— start of INPUT MATERIAL —

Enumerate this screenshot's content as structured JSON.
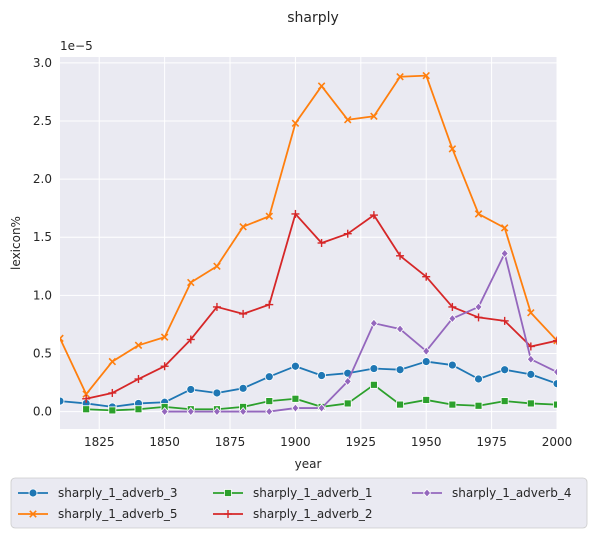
{
  "chart_data": {
    "type": "line",
    "title": "sharply",
    "xlabel": "year",
    "ylabel": "lexicon%",
    "y_offset_label": "1e−5",
    "xlim": [
      1810,
      2000
    ],
    "ylim": [
      -0.15,
      3.05
    ],
    "x_ticks": [
      1825,
      1850,
      1875,
      1900,
      1925,
      1950,
      1975,
      2000
    ],
    "y_ticks": [
      0.0,
      0.5,
      1.0,
      1.5,
      2.0,
      2.5,
      3.0
    ],
    "y_tick_labels": [
      "0.0",
      "0.5",
      "1.0",
      "1.5",
      "2.0",
      "2.5",
      "3.0"
    ],
    "grid": true,
    "legend_placement": "bottom-center",
    "series": [
      {
        "name": "sharply_1_adverb_3",
        "color": "#1f77b4",
        "marker": "circle",
        "x": [
          1810,
          1820,
          1830,
          1840,
          1850,
          1860,
          1870,
          1880,
          1890,
          1900,
          1910,
          1920,
          1930,
          1940,
          1950,
          1960,
          1970,
          1980,
          1990,
          2000
        ],
        "y": [
          0.09,
          0.07,
          0.04,
          0.07,
          0.08,
          0.19,
          0.16,
          0.2,
          0.3,
          0.39,
          0.31,
          0.33,
          0.37,
          0.36,
          0.43,
          0.4,
          0.28,
          0.36,
          0.32,
          0.24
        ]
      },
      {
        "name": "sharply_1_adverb_5",
        "color": "#ff7f0e",
        "marker": "x",
        "x": [
          1810,
          1820,
          1830,
          1840,
          1850,
          1860,
          1870,
          1880,
          1890,
          1900,
          1910,
          1920,
          1930,
          1940,
          1950,
          1960,
          1970,
          1980,
          1990,
          2000
        ],
        "y": [
          0.63,
          0.15,
          0.43,
          0.57,
          0.64,
          1.11,
          1.25,
          1.59,
          1.68,
          2.48,
          2.8,
          2.51,
          2.54,
          2.88,
          2.89,
          2.26,
          1.7,
          1.58,
          0.85,
          0.61
        ]
      },
      {
        "name": "sharply_1_adverb_1",
        "color": "#2ca02c",
        "marker": "square",
        "x": [
          1820,
          1830,
          1840,
          1850,
          1860,
          1870,
          1880,
          1890,
          1900,
          1910,
          1920,
          1930,
          1940,
          1950,
          1960,
          1970,
          1980,
          1990,
          2000
        ],
        "y": [
          0.02,
          0.01,
          0.02,
          0.04,
          0.02,
          0.02,
          0.04,
          0.09,
          0.11,
          0.04,
          0.07,
          0.23,
          0.06,
          0.1,
          0.06,
          0.05,
          0.09,
          0.07,
          0.06
        ]
      },
      {
        "name": "sharply_1_adverb_2",
        "color": "#d62728",
        "marker": "plus",
        "x": [
          1820,
          1830,
          1840,
          1850,
          1860,
          1870,
          1880,
          1890,
          1900,
          1910,
          1920,
          1930,
          1940,
          1950,
          1960,
          1970,
          1980,
          1990,
          2000
        ],
        "y": [
          0.11,
          0.16,
          0.28,
          0.39,
          0.62,
          0.9,
          0.84,
          0.92,
          1.7,
          1.45,
          1.53,
          1.69,
          1.34,
          1.16,
          0.9,
          0.81,
          0.78,
          0.56,
          0.61
        ]
      },
      {
        "name": "sharply_1_adverb_4",
        "color": "#9467bd",
        "marker": "diamond",
        "x": [
          1850,
          1860,
          1870,
          1880,
          1890,
          1900,
          1910,
          1920,
          1930,
          1940,
          1950,
          1960,
          1970,
          1980,
          1990,
          2000
        ],
        "y": [
          0.0,
          0.0,
          0.0,
          0.0,
          0.0,
          0.03,
          0.03,
          0.26,
          0.76,
          0.71,
          0.52,
          0.8,
          0.9,
          1.36,
          0.45,
          0.34
        ]
      }
    ],
    "legend_order": [
      0,
      1,
      2,
      3,
      4
    ]
  },
  "colors": {
    "plot_background": "#eaeaf2",
    "grid": "#ffffff",
    "text": "#262626"
  }
}
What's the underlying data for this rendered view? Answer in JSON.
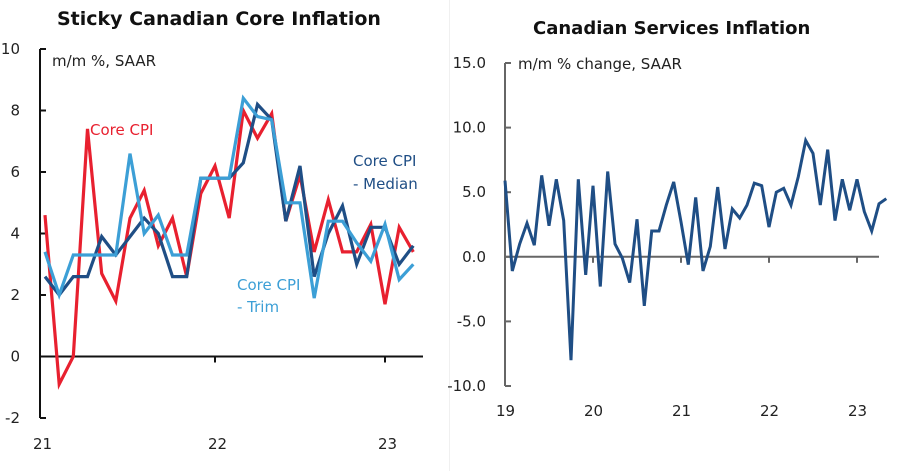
{
  "colors": {
    "core_cpi": "#e8202f",
    "median": "#1f4e85",
    "trim": "#3c9fd6",
    "services": "#1f4e85",
    "axis_left": "#111111",
    "axis_right": "#666666"
  },
  "chart_data": [
    {
      "type": "line",
      "title": "Sticky Canadian Core Inflation",
      "unit_label": "m/m %, SAAR",
      "xlabel": "",
      "ylabel": "",
      "ylim": [
        -2,
        10
      ],
      "yticks": [
        -2,
        0,
        2,
        4,
        6,
        8,
        10
      ],
      "ytick_labels": [
        "-2",
        "0",
        "2",
        "4",
        "6",
        "8",
        "10"
      ],
      "x_start": "2021-01",
      "xticks": [
        "21",
        "22",
        "23"
      ],
      "grid": false,
      "series": [
        {
          "name": "Core CPI",
          "label_lines": [
            "Core CPI"
          ],
          "color_key": "core_cpi",
          "values": [
            4.6,
            -0.9,
            0.0,
            7.4,
            2.7,
            1.8,
            4.5,
            5.4,
            3.6,
            4.5,
            2.6,
            5.3,
            6.2,
            4.5,
            8.0,
            7.1,
            7.9,
            4.4,
            5.9,
            3.4,
            5.1,
            3.4,
            3.4,
            4.3,
            1.7,
            4.2,
            3.4
          ]
        },
        {
          "name": "Core CPI - Median",
          "label_lines": [
            "Core CPI",
            "- Median"
          ],
          "color_key": "median",
          "values": [
            2.6,
            2.0,
            2.6,
            2.6,
            3.9,
            3.3,
            3.9,
            4.5,
            4.0,
            2.6,
            2.6,
            5.8,
            5.8,
            5.8,
            6.3,
            8.2,
            7.7,
            4.4,
            6.2,
            2.6,
            4.0,
            4.9,
            3.0,
            4.2,
            4.2,
            3.0,
            3.6
          ]
        },
        {
          "name": "Core CPI - Trim",
          "label_lines": [
            "Core CPI",
            "- Trim"
          ],
          "color_key": "trim",
          "values": [
            3.4,
            2.0,
            3.3,
            3.3,
            3.3,
            3.3,
            6.6,
            4.0,
            4.6,
            3.3,
            3.3,
            5.8,
            5.8,
            5.8,
            8.4,
            7.8,
            7.7,
            5.0,
            5.0,
            1.9,
            4.4,
            4.4,
            3.7,
            3.1,
            4.3,
            2.5,
            3.0
          ]
        }
      ]
    },
    {
      "type": "line",
      "title": "Canadian Services Inflation",
      "unit_label": "m/m % change, SAAR",
      "xlabel": "",
      "ylabel": "",
      "ylim": [
        -10,
        15
      ],
      "yticks": [
        -10,
        -5,
        0,
        5,
        10,
        15
      ],
      "ytick_labels": [
        "-10.0",
        "-5.0",
        "0.0",
        "5.0",
        "10.0",
        "15.0"
      ],
      "x_start": "2019-01",
      "xticks": [
        "19",
        "20",
        "21",
        "22",
        "23"
      ],
      "grid": false,
      "series": [
        {
          "name": "Services",
          "color_key": "services",
          "values": [
            5.9,
            -1.1,
            1.0,
            2.6,
            0.9,
            6.3,
            2.4,
            6.0,
            2.8,
            -8.0,
            6.0,
            -1.4,
            5.5,
            -2.3,
            6.6,
            1.0,
            -0.1,
            -2.0,
            2.9,
            -3.8,
            2.0,
            2.0,
            4.0,
            5.8,
            2.7,
            -0.6,
            4.6,
            -1.1,
            0.8,
            5.4,
            0.6,
            3.7,
            3.0,
            4.0,
            5.7,
            5.5,
            2.3,
            5.0,
            5.3,
            4.0,
            6.2,
            9.0,
            8.0,
            4.0,
            8.3,
            2.8,
            6.0,
            3.6,
            6.0,
            3.5,
            2.0,
            4.1,
            4.5
          ]
        }
      ]
    }
  ]
}
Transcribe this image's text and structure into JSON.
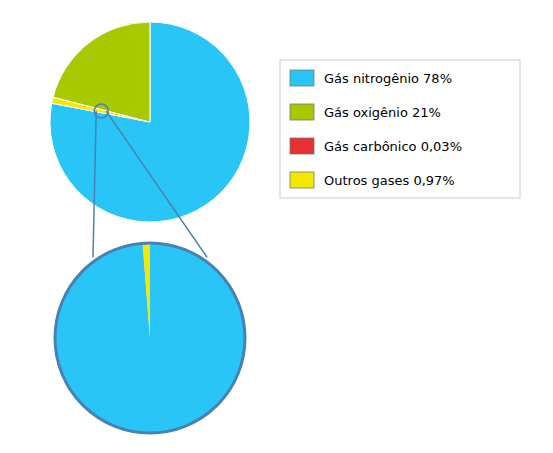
{
  "chart_data": [
    {
      "type": "pie",
      "categories": [
        "Gás nitrogênio 78%",
        null,
        "Gás oxigênio 21%"
      ],
      "values": [
        78,
        1,
        21
      ],
      "colors": [
        "#29c5f6",
        "#f5e800",
        "#a8c800"
      ],
      "legend": "right"
    },
    {
      "type": "pie",
      "categories": [
        null,
        "Gás carbônico 0,03%",
        "Outros gases 0,97%"
      ],
      "values": [
        78,
        0.03,
        0.97
      ],
      "colors": [
        "#29c5f6",
        "#e83030",
        "#f5e800"
      ]
    }
  ]
}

— end of INPUT MATERIAL —

# STATED GOAL:
Do not copy pictures. Restate exactly the lines from the one containing "Transcribe this image's" through the last line of the records.

# FINISHED ANSWER:
Transcribe this image's text and structure into JSON.
{
  "chart_data": [
    {
      "type": "pie",
      "categories": [
        "Gás nitrogênio 78%",
        null,
        "Gás oxigênio 21%"
      ],
      "values": [
        78,
        1,
        21
      ],
      "colors": [
        "#29c5f6",
        "#f5e800",
        "#a8c800"
      ],
      "legend": "right"
    },
    {
      "type": "pie",
      "categories": [
        null,
        "Gás carbônico 0,03%",
        "Outros gases 0,97%"
      ],
      "values": [
        78,
        0.03,
        0.97
      ],
      "colors": [
        "#29c5f6",
        "#e83030",
        "#f5e800"
      ]
    }
  ]
}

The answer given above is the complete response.